Data records
+ + + +

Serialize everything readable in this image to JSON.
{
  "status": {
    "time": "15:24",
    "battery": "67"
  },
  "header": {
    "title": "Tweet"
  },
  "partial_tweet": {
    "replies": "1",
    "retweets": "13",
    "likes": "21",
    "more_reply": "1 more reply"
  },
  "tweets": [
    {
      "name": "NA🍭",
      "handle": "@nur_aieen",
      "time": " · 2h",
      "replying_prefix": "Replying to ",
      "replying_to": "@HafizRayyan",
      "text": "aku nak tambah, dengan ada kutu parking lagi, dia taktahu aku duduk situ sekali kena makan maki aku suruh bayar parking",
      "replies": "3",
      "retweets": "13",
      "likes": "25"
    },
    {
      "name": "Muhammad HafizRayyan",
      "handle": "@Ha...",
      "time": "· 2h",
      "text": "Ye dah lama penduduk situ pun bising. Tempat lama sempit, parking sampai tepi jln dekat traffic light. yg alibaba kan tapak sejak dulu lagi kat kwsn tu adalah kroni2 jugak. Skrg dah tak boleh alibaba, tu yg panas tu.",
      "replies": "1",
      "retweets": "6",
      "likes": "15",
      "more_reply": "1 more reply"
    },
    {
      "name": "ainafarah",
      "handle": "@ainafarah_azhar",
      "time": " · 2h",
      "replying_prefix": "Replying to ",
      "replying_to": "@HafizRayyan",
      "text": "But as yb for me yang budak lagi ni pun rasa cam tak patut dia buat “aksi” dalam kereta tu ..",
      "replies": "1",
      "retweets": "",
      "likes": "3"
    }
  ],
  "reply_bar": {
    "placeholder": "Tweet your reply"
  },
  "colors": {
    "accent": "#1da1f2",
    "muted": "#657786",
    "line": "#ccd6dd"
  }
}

+ + + +

**STATED PROBLEM**
Pick out every line above that holds the word "more" and copy it.

**SOLUTION TO THIS EXERCISE**
    "more_reply": "1 more reply"
      "more_reply": "1 more reply"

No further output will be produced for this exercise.